::: Task material

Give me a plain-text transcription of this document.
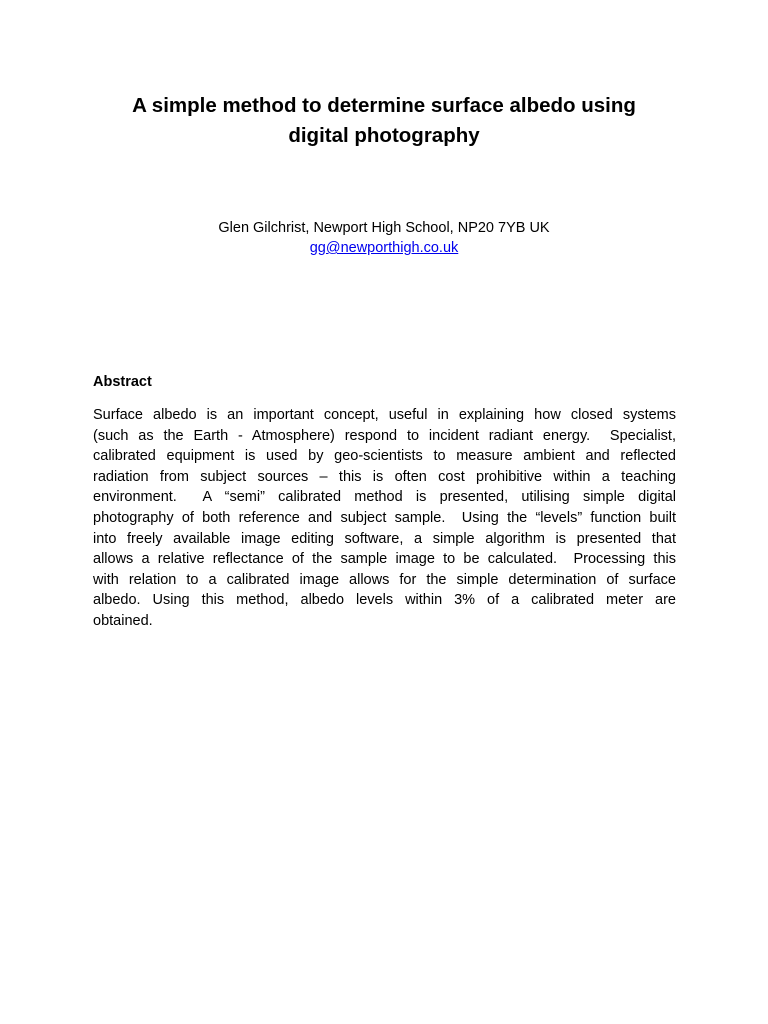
A simple method to determine surface albedo using
digital photography
Glen Gilchrist, Newport High School, NP20 7YB UK
gg@newporthigh.co.uk
Abstract
Surface albedo is an important concept, useful in explaining how closed systems
(such as the Earth - Atmosphere) respond to incident radiant energy.  Specialist,
calibrated equipment is used by geo-scientists to measure ambient and reflected
radiation from subject sources – this is often cost prohibitive within a teaching
environment.  A “semi” calibrated method is presented, utilising simple digital
photography of both reference and subject sample.  Using the “levels” function built
into freely available image editing software, a simple algorithm is presented that
allows a relative reflectance of the sample image to be calculated.  Processing this
with relation to a calibrated image allows for the simple determination of surface
albedo. Using this method, albedo levels within 3% of a calibrated meter are
obtained.
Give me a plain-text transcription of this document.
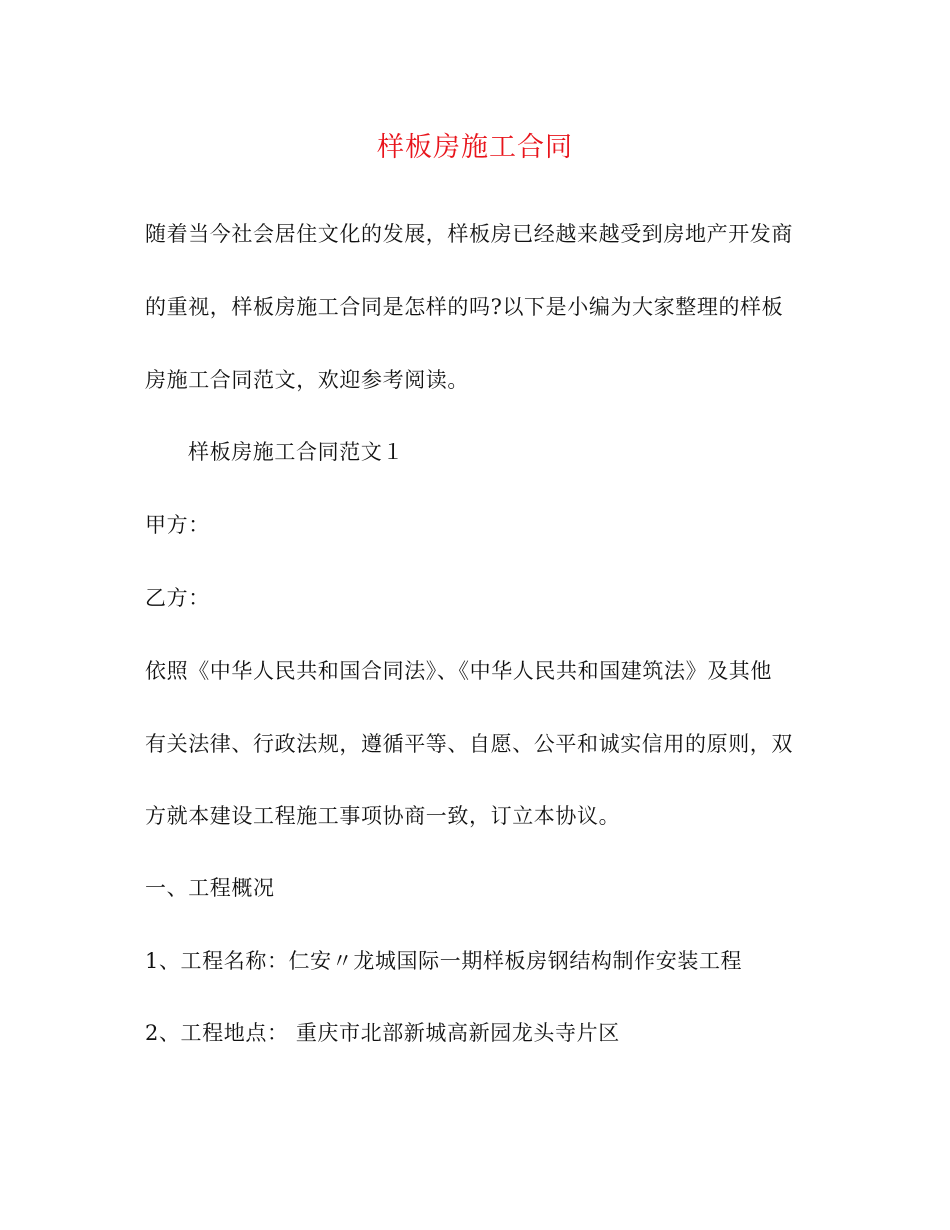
样板房施工合同
随着当今社会居住文化的发展，样板房已经越来越受到房地产开发商
的重视，样板房施工合同是怎样的吗?以下是小编为大家整理的样板
房施工合同范文，欢迎参考阅读。
样板房施工合同范文１
甲方：
乙方：
依照《中华人民共和国合同法》、《中华人民共和国建筑法》及其他
有关法律、行政法规，遵循平等、自愿、公平和诚实信用的原则，双
方就本建设工程施工事项协商一致，订立本协议。
一、工程概况
1、工程名称：仁安〃龙城国际一期样板房钢结构制作安装工程
2、工程地点： 重庆市北部新城高新园龙头寺片区
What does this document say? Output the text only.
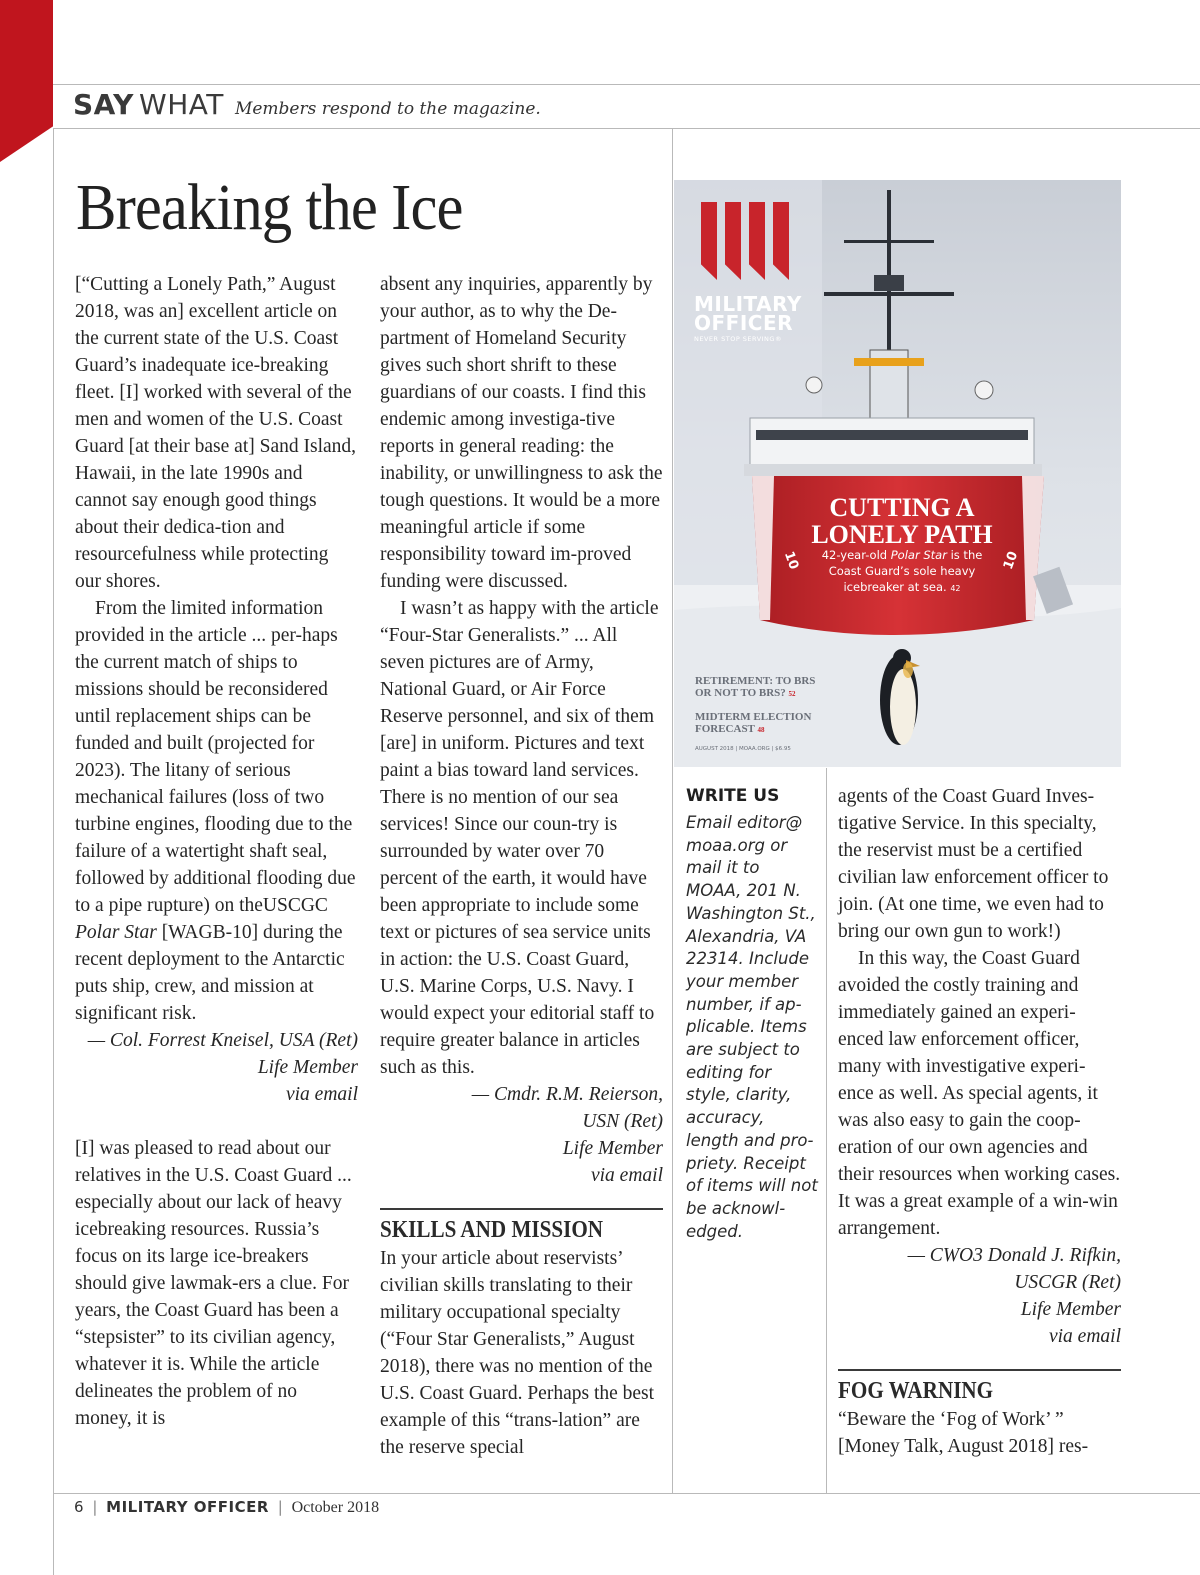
SAY WHAT Members respond to the magazine.
Breaking the Ice

[“Cutting a Lonely Path,” August 2018, was an] excellent article on the current state of the U.S. Coast Guard’s inadequate ice-breaking fleet. [I] worked with several of the men and women of the U.S. Coast Guard [at their base at] Sand Island, Hawaii, in the late 1990s and cannot say enough good things about their dedica-tion and resourcefulness while protecting our shores.

From the limited information provided in the article ... per-haps the current match of ships to missions should be reconsidered until replacement ships can be funded and built (projected for 2023). The litany of serious mechanical failures (loss of two turbine engines, flooding due to the failure of a watertight shaft seal, followed by additional flooding due to a pipe rupture) on theUSCGC Polar Star [WAGB-10] during the recent deployment to the Antarctic puts ship, crew, and mission at significant risk.

— Col. Forrest Kneisel, USA (Ret)

Life Member

via email

[I] was pleased to read about our relatives in the U.S. Coast Guard ... especially about our lack of heavy icebreaking resources. Russia’s focus on its large ice-breakers should give lawmak-ers a clue. For years, the Coast Guard has been a “stepsister” to its civilian agency, whatever it is. While the article delineates the problem of no money, it is

absent any inquiries, apparently by your author, as to why the De-partment of Homeland Security gives such short shrift to these guardians of our coasts. I find this endemic among investiga-tive reports in general reading: the inability, or unwillingness to ask the tough questions. It would be a more meaningful article if some responsibility toward im-proved funding were discussed.

I wasn’t as happy with the article “Four-Star Generalists.” ... All seven pictures are of Army, National Guard, or Air Force Reserve personnel, and six of them [are] in uniform. Pictures and text paint a bias toward land services. There is no mention of our sea services! Since our coun-try is surrounded by water over 70 percent of the earth, it would have been appropriate to include some text or pictures of sea service units in action: the U.S. Coast Guard, U.S. Marine Corps, U.S. Navy. I would expect your editorial staff to require greater balance in articles such as this.

— Cmdr. R.M. Reierson,

USN (Ret)

Life Member

via email

SKILLS AND MISSION

In your article about reservists’ civilian skills translating to their military occupational specialty (“Four Star Generalists,” August 2018), there was no mention of the U.S. Coast Guard. Perhaps the best example of this “trans-lation” are the reserve special

MILITARY
OFFICER
NEVER STOP SERVING®
10	10
CUTTING A
LONELY PATH
42-year-old Polar Star is the
Coast Guard’s sole heavy
icebreaker at sea. 42
RETIREMENT: TO BRS
OR NOT TO BRS? 52
MIDTERM ELECTION
FORECAST 48
AUGUST 2018 | MOAA.ORG | $6.95
WRITE US
Email editor@ moaa.org or mail it to MOAA, 201 N. Washington St., Alexandria, VA 22314. Include your member number, if ap-plicable. Items are subject to editing for style, clarity, accuracy, length and pro-priety. Receipt of items will not be acknowl-edged.

agents of the Coast Guard Inves-tigative Service. In this specialty, the reservist must be a certified civilian law enforcement officer to join. (At one time, we even had to bring our own gun to work!)

In this way, the Coast Guard avoided the costly training and immediately gained an experi-enced law enforcement officer, many with investigative experi-ence as well. As special agents, it was also easy to gain the coop-eration of our own agencies and their resources when working cases. It was a great example of a win-win arrangement.

— CWO3 Donald J. Rifkin,

USCGR (Ret)

Life Member

via email

FOG WARNING

“Beware the ‘Fog of Work’ ” [Money Talk, August 2018] res-

6 | MILITARY OFFICER | October 2018
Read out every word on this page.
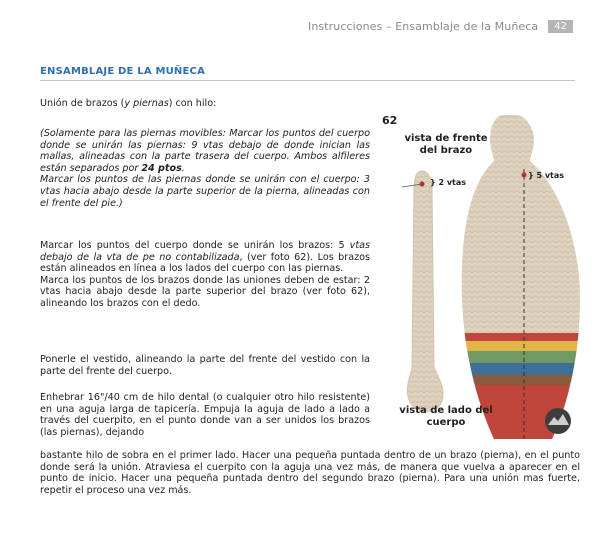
Instrucciones – Ensamblaje de la Muñeca	42
ENSAMBLAJE DE LA MUÑECA

Unión de brazos (y piernas) con hilo:

(Solamente para las piernas movibles: Marcar los puntos del cuerpo donde se unirán las piernas: 9 vtas debajo de donde inician las mallas, alineadas con la parte trasera del cuerpo. Ambos alfileres están separados por 24 ptos.
Marcar los puntos de las piernas donde se unirán con el cuerpo: 3 vtas hacia abajo desde la parte superior de la pierna, alineadas con el frente del pie.)

Marcar los puntos del cuerpo donde se unirán los brazos: 5 vtas debajo de la vta de pe no contabilizada, (ver foto 62). Los brazos están alineados en línea a los lados del cuerpo con las piernas.
Marca los puntos de los brazos donde las uniones deben de estar: 2 vtas hacia abajo desde la parte superior del brazo (ver foto 62), alineando los brazos con el dedo.

Ponerle el vestido, alineando la parte del frente del vestido con la parte del frente del cuerpo.

Enhebrar 16"/40 cm de hilo dental (o cualquier otro hilo resistente) en una aguja larga de tapicería. Empuja la aguja de lado a lado a través del cuerpito, en el punto donde van a ser unidos los brazos (las piernas), dejando

bastante hilo de sobra en el primer lado. Hacer una pequeña puntada dentro de un brazo (pierna), en el punto donde será la unión. Atraviesa el cuerpito con la aguja una vez más, de manera que vuelva a aparecer en el punto de inicio. Hacer una pequeña puntada dentro del segundo brazo (pierna). Para una unión mas fuerte, repetir el proceso una vez más.

62
vista de frente del brazo
} 2 vtas
} 5 vtas
vista de lado del cuerpo
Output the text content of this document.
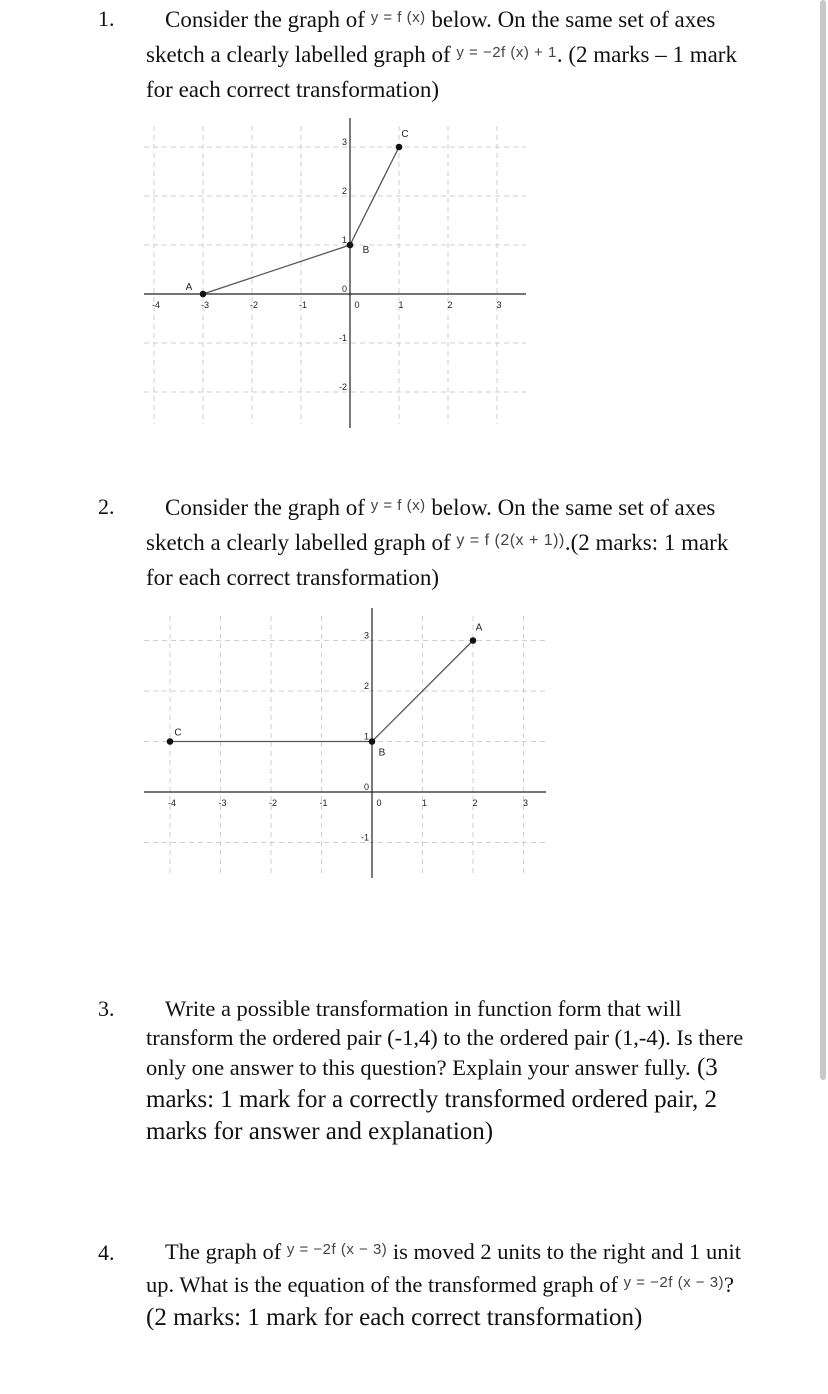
1.	Consider the graph of $^{y = f (x)}$ below. On the same set of axes sketch a clearly labelled graph of $^{y = -2f (x) + 1}$. (2 marks – 1 mark for each correct transformation)
-4	-3	-2	-1	0	1	2	3
3
2
1
0
-1
-2
A
B
C
2.	Consider the graph of $^{y = f (x)}$ below. On the same set of axes sketch a clearly labelled graph of $^{y = f (2(x + 1))}$.(2 marks: 1 mark for each correct transformation)
-4	-3	-2	-1	0	1	2	3
3
2
1
0
-1
C
B
A
3.	Write a possible transformation in function form that will transform the ordered pair (-1,4) to the ordered pair (1,-4). Is there only one answer to this question? Explain your answer fully. (3 marks: 1 mark for a correctly transformed ordered pair, 2 marks for answer and explanation)
4.	The graph of $^{y = -2f (x - 3)}$ is moved 2 units to the right and 1 unit up. What is the equation of the transformed graph of $^{y = -2f (x - 3)}$?
(2 marks: 1 mark for each correct transformation)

::::::

**What to produce:**
Retype every entry verbatim and exclude the pictures from the copy.

**Reply:**
Give me a plain-text transcription of this document.
A simple method to determine surface albedo using
digital photography
Glen Gilchrist, Newport High School, NP20 7YB UK
gg@newporthigh.co.uk
Abstract
Surface albedo is an important concept, useful in explaining how closed systems
(such as the Earth - Atmosphere) respond to incident radiant energy.  Specialist,
calibrated equipment is used by geo-scientists to measure ambient and reflected
radiation from subject sources – this is often cost prohibitive within a teaching
environment.  A “semi” calibrated method is presented, utilising simple digital
photography of both reference and subject sample.  Using the “levels” function built
into freely available image editing software, a simple algorithm is presented that
allows a relative reflectance of the sample image to be calculated.  Processing this
with relation to a calibrated image allows for the simple determination of surface
albedo. Using this method, albedo levels within 3% of a calibrated meter are
obtained.
Give me a plain-text transcription of this document.
样板房施工合同
随着当今社会居住文化的发展，样板房已经越来越受到房地产开发商
的重视，样板房施工合同是怎样的吗?以下是小编为大家整理的样板
房施工合同范文，欢迎参考阅读。
样板房施工合同范文１
甲方：
乙方：
依照《中华人民共和国合同法》、《中华人民共和国建筑法》及其他
有关法律、行政法规，遵循平等、自愿、公平和诚实信用的原则，双
方就本建设工程施工事项协商一致，订立本协议。
一、工程概况
1、工程名称：仁安〃龙城国际一期样板房钢结构制作安装工程
2、工程地点： 重庆市北部新城高新园龙头寺片区
What does this document say? Output the text only.
SAY WHAT Members respond to the magazine.
Breaking the Ice

[“Cutting a Lonely Path,” August 2018, was an] excellent article on the current state of the U.S. Coast Guard’s inadequate ice-breaking fleet. [I] worked with several of the men and women of the U.S. Coast Guard [at their base at] Sand Island, Hawaii, in the late 1990s and cannot say enough good things about their dedica-tion and resourcefulness while protecting our shores.

From the limited information provided in the article ... per-haps the current match of ships to missions should be reconsidered until replacement ships can be funded and built (projected for 2023). The litany of serious mechanical failures (loss of two turbine engines, flooding due to the failure of a watertight shaft seal, followed by additional flooding due to a pipe rupture) on theUSCGC Polar Star [WAGB-10] during the recent deployment to the Antarctic puts ship, crew, and mission at significant risk.

— Col. Forrest Kneisel, USA (Ret)

Life Member

via email

[I] was pleased to read about our relatives in the U.S. Coast Guard ... especially about our lack of heavy icebreaking resources. Russia’s focus on its large ice-breakers should give lawmak-ers a clue. For years, the Coast Guard has been a “stepsister” to its civilian agency, whatever it is. While the article delineates the problem of no money, it is

absent any inquiries, apparently by your author, as to why the De-partment of Homeland Security gives such short shrift to these guardians of our coasts. I find this endemic among investiga-tive reports in general reading: the inability, or unwillingness to ask the tough questions. It would be a more meaningful article if some responsibility toward im-proved funding were discussed.

I wasn’t as happy with the article “Four-Star Generalists.” ... All seven pictures are of Army, National Guard, or Air Force Reserve personnel, and six of them [are] in uniform. Pictures and text paint a bias toward land services. There is no mention of our sea services! Since our coun-try is surrounded by water over 70 percent of the earth, it would have been appropriate to include some text or pictures of sea service units in action: the U.S. Coast Guard, U.S. Marine Corps, U.S. Navy. I would expect your editorial staff to require greater balance in articles such as this.

— Cmdr. R.M. Reierson,

USN (Ret)

Life Member

via email

SKILLS AND MISSION

In your article about reservists’ civilian skills translating to their military occupational specialty (“Four Star Generalists,” August 2018), there was no mention of the U.S. Coast Guard. Perhaps the best example of this “trans-lation” are the reserve special

MILITARY
OFFICER
NEVER STOP SERVING®
10	10
CUTTING A
LONELY PATH
42-year-old Polar Star is the
Coast Guard’s sole heavy
icebreaker at sea. 42
RETIREMENT: TO BRS
OR NOT TO BRS? 52
MIDTERM ELECTION
FORECAST 48
AUGUST 2018 | MOAA.ORG | $6.95
WRITE US
Email editor@ moaa.org or mail it to MOAA, 201 N. Washington St., Alexandria, VA 22314. Include your member number, if ap-plicable. Items are subject to editing for style, clarity, accuracy, length and pro-priety. Receipt of items will not be acknowl-edged.

agents of the Coast Guard Inves-tigative Service. In this specialty, the reservist must be a certified civilian law enforcement officer to join. (At one time, we even had to bring our own gun to work!)

In this way, the Coast Guard avoided the costly training and immediately gained an experi-enced law enforcement officer, many with investigative experi-ence as well. As special agents, it was also easy to gain the coop-eration of our own agencies and their resources when working cases. It was a great example of a win-win arrangement.

— CWO3 Donald J. Rifkin,

USCGR (Ret)

Life Member

via email

FOG WARNING

“Beware the ‘Fog of Work’ ” [Money Talk, August 2018] res-

6 | MILITARY OFFICER | October 2018
Read out every word on this page.
Instrucciones – Ensamblaje de la Muñeca	42
ENSAMBLAJE DE LA MUÑECA

Unión de brazos (y piernas) con hilo:

(Solamente para las piernas movibles: Marcar los puntos del cuerpo donde se unirán las piernas: 9 vtas debajo de donde inician las mallas, alineadas con la parte trasera del cuerpo. Ambos alfileres están separados por 24 ptos.
Marcar los puntos de las piernas donde se unirán con el cuerpo: 3 vtas hacia abajo desde la parte superior de la pierna, alineadas con el frente del pie.)

Marcar los puntos del cuerpo donde se unirán los brazos: 5 vtas debajo de la vta de pe no contabilizada, (ver foto 62). Los brazos están alineados en línea a los lados del cuerpo con las piernas.
Marca los puntos de los brazos donde las uniones deben de estar: 2 vtas hacia abajo desde la parte superior del brazo (ver foto 62), alineando los brazos con el dedo.

Ponerle el vestido, alineando la parte del frente del vestido con la parte del frente del cuerpo.

Enhebrar 16"/40 cm de hilo dental (o cualquier otro hilo resistente) en una aguja larga de tapicería. Empuja la aguja de lado a lado a través del cuerpito, en el punto donde van a ser unidos los brazos (las piernas), dejando

bastante hilo de sobra en el primer lado. Hacer una pequeña puntada dentro de un brazo (pierna), en el punto donde será la unión. Atraviesa el cuerpito con la aguja una vez más, de manera que vuelva a aparecer en el punto de inicio. Hacer una pequeña puntada dentro del segundo brazo (pierna). Para una unión mas fuerte, repetir el proceso una vez más.

62
vista de frente del brazo
} 2 vtas
} 5 vtas
vista de lado del cuerpo
Output the text content of this document.
1.	Consider the graph of $^{y = f (x)}$ below. On the same set of axes sketch a clearly labelled graph of $^{y = -2f (x) + 1}$. (2 marks – 1 mark for each correct transformation)
-4	-3	-2	-1	0	1	2	3
3
2
1
0
-1
-2
A
B
C
2.	Consider the graph of $^{y = f (x)}$ below. On the same set of axes sketch a clearly labelled graph of $^{y = f (2(x + 1))}$.(2 marks: 1 mark for each correct transformation)
-4	-3	-2	-1	0	1	2	3
3
2
1
0
-1
C
B
A
3.	Write a possible transformation in function form that will transform the ordered pair (-1,4) to the ordered pair (1,-4). Is there only one answer to this question? Explain your answer fully. (3 marks: 1 mark for a correctly transformed ordered pair, 2 marks for answer and explanation)
4.	The graph of $^{y = -2f (x - 3)}$ is moved 2 units to the right and 1 unit up. What is the equation of the transformed graph of $^{y = -2f (x - 3)}$?
(2 marks: 1 mark for each correct transformation)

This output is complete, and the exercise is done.